Items from a dataset
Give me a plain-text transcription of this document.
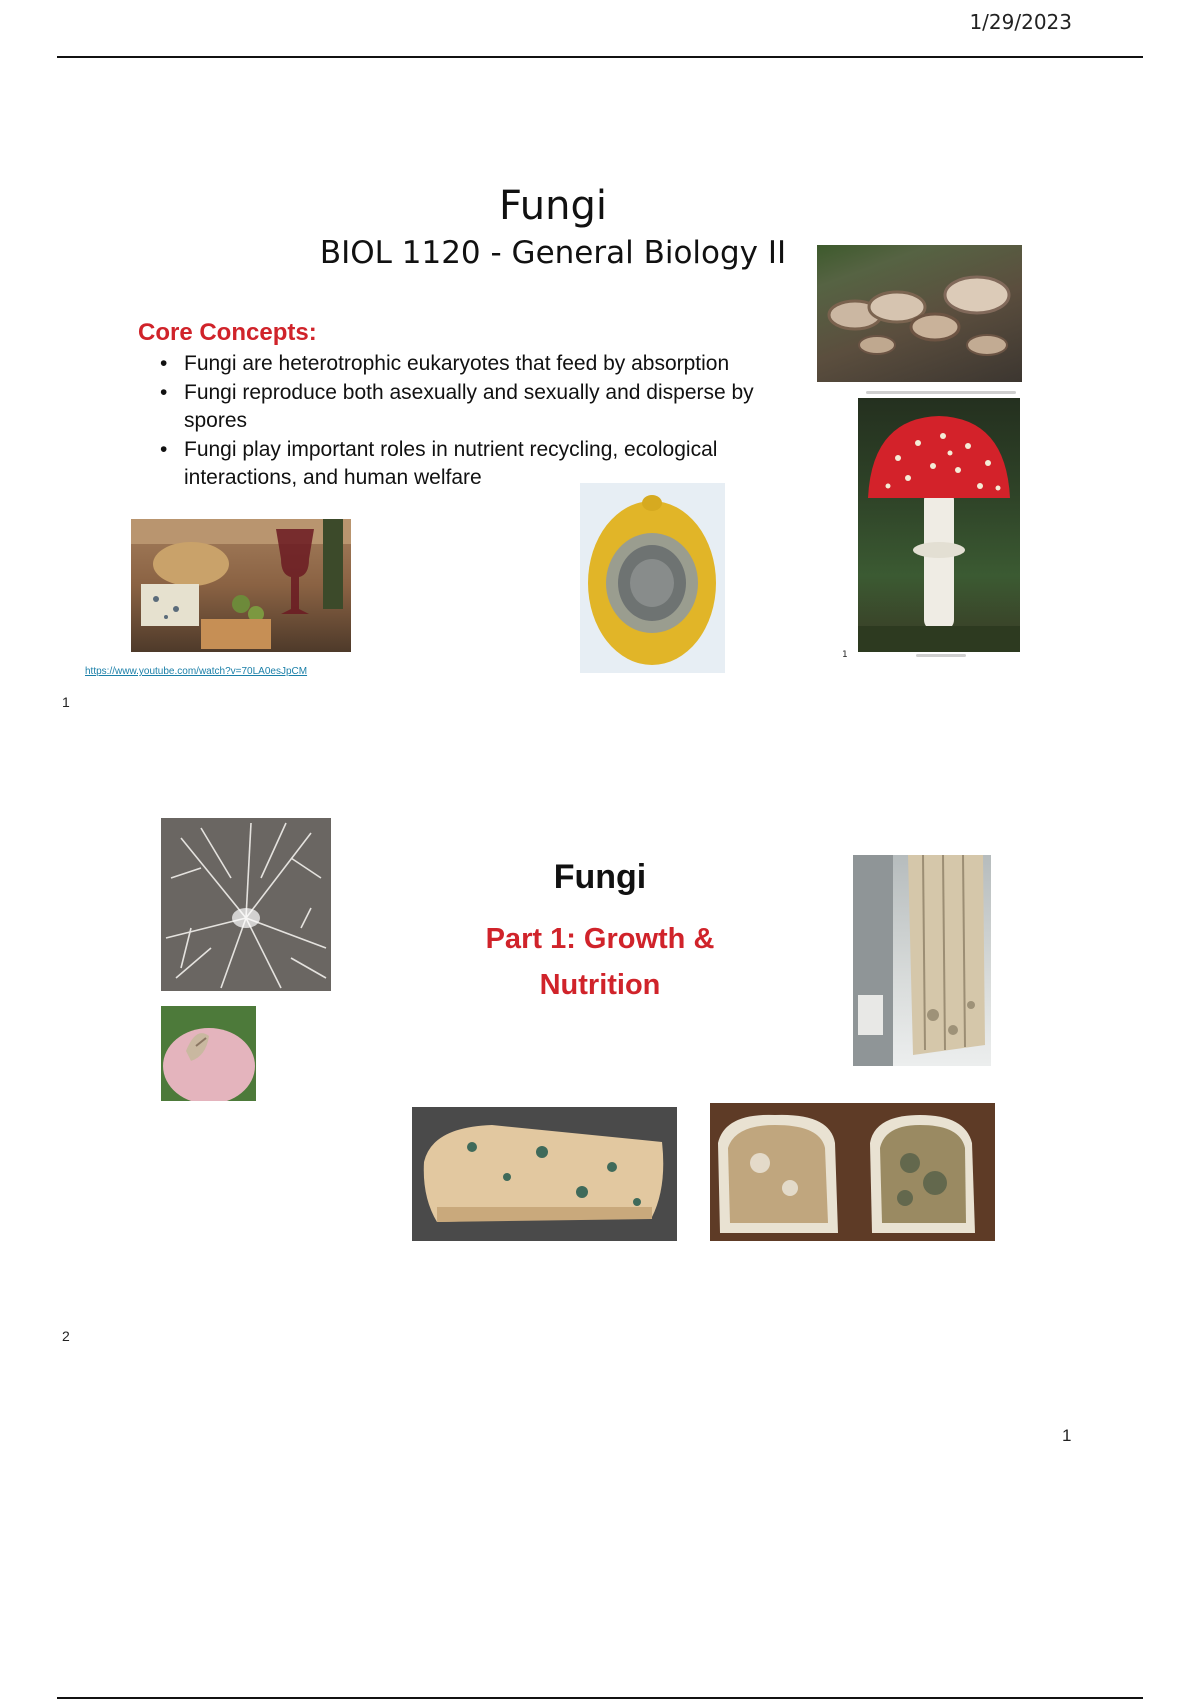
1/29/2023
Fungi
BIOL 1120 - General Biology II
Core Concepts:
• Fungi are heterotrophic eukaryotes that feed by absorption
• Fungi reproduce both asexually and sexually and disperse by spores
• Fungi play important roles in nutrient recycling, ecological interactions, and human welfare
1
https://www.youtube.com/watch?v=70LA0esJpCM
1
Fungi
Part 1: Growth & Nutrition
2
1
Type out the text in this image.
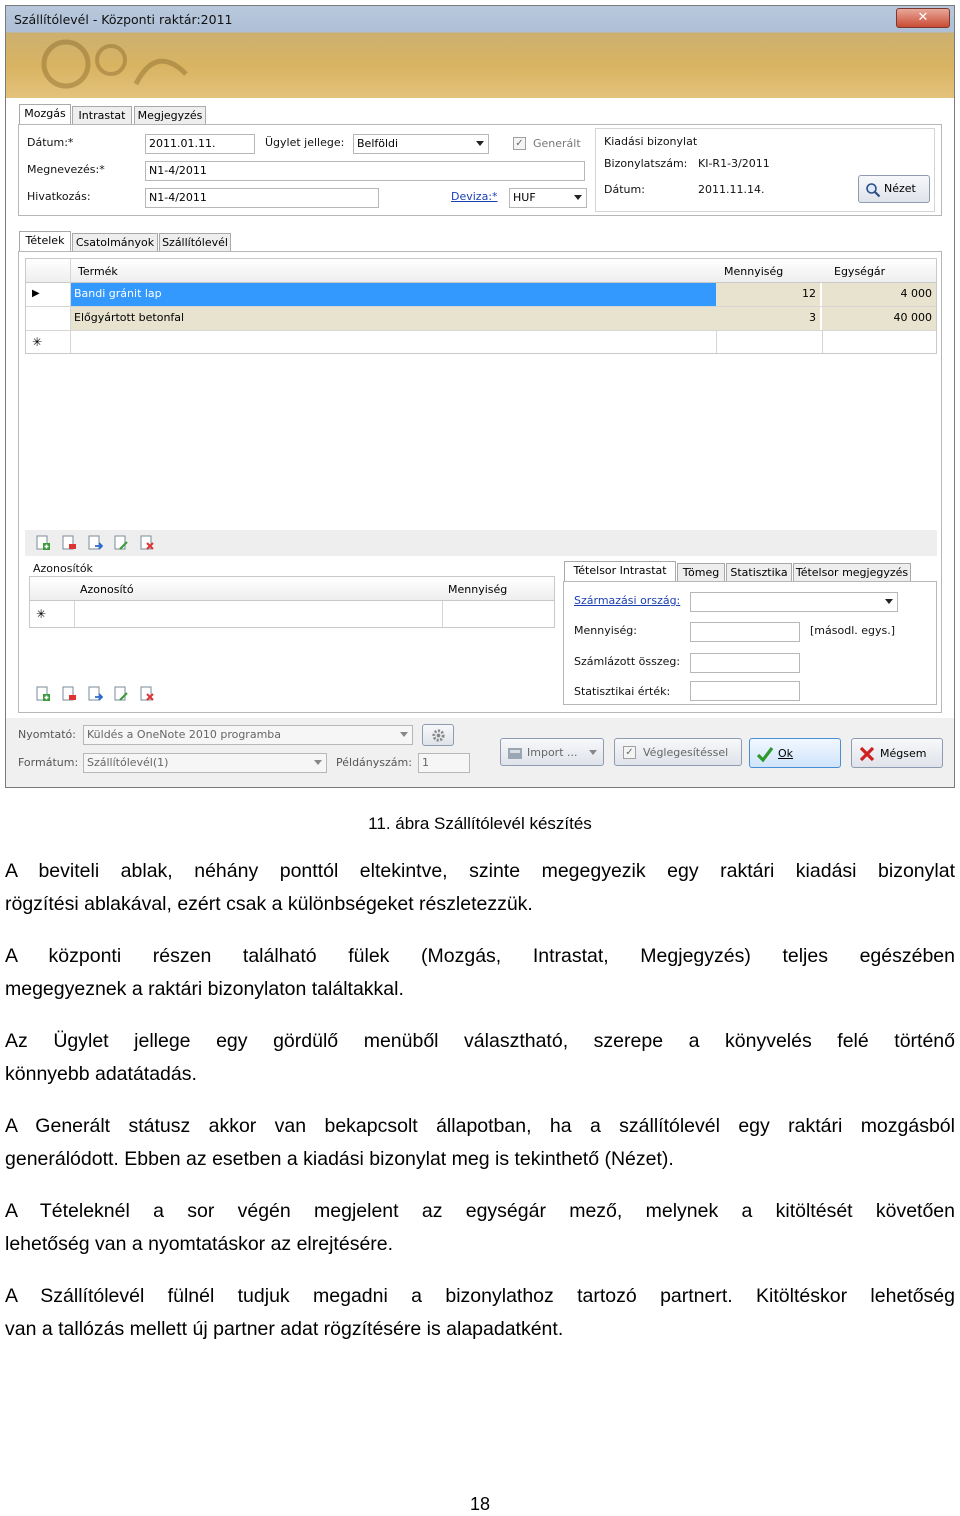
Szállítólevél - Központi raktár:2011	✕
Mozgás	Intrastat	Megjegyzés
Dátum:*	2011.01.11.
Megnevezés:*	N1-4/2011
Hivatkozás:	N1-4/2011
Ügylet jellege:	Belföldi	✓ Generált
Deviza:*	HUF
Kiadási bizonylat
Bizonylatszám: KI-R1-3/2011
Dátum:	2011.11.14.	Nézet
Tételek	Csatolmányok Szállítólevél
Termék	Mennyiség	Egységár
▶	Bandi gránit lap	12	4 000
Előgyártott betonfal	3	40 000
✳
Azonosítók
Azonosító	Mennyiség
✳
Tételsor Intrastat	Tömeg	Statisztika Tételsor megjegyzés
Származási ország:
Mennyiség:	[másodl. egys.]
Számlázott összeg:
Statisztikai érték:
Nyomtató:	Küldés a OneNote 2010 programba
Formátum: Szállítólevél(1)	Példányszám: 1
Import ...	✓ Véglegesítéssel	Ok	Mégsem
11. ábra Szállítólevél készítés
A beviteli ablak, néhány ponttól eltekintve, szinte megegyezik egy raktári kiadási bizonylat
rögzítési ablakával, ezért csak a különbségeket részletezzük.
A központi részen található fülek (Mozgás, Intrastat, Megjegyzés) teljes egészében
megegyeznek a raktári bizonylaton találtakkal.
Az Ügylet jellege egy gördülő menüből választható, szerepe a könyvelés felé történő
könnyebb adatátadás.
A Generált státusz akkor van bekapcsolt állapotban, ha a szállítólevél egy raktári mozgásból
generálódott. Ebben az esetben a kiadási bizonylat meg is tekinthető (Nézet).
A Tételeknél a sor végén megjelent az egységár mező, melynek a kitöltését követően
lehetőség van a nyomtatáskor az elrejtésére.
A Szállítólevél fülnél tudjuk megadni a bizonylathoz tartozó partnert. Kitöltéskor lehetőség
van a tallózás mellett új partner adat rögzítésére is alapadatként.
18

Required task
Count the lines in the records above that hold the word "Fungi", and give only that number.

Response below
5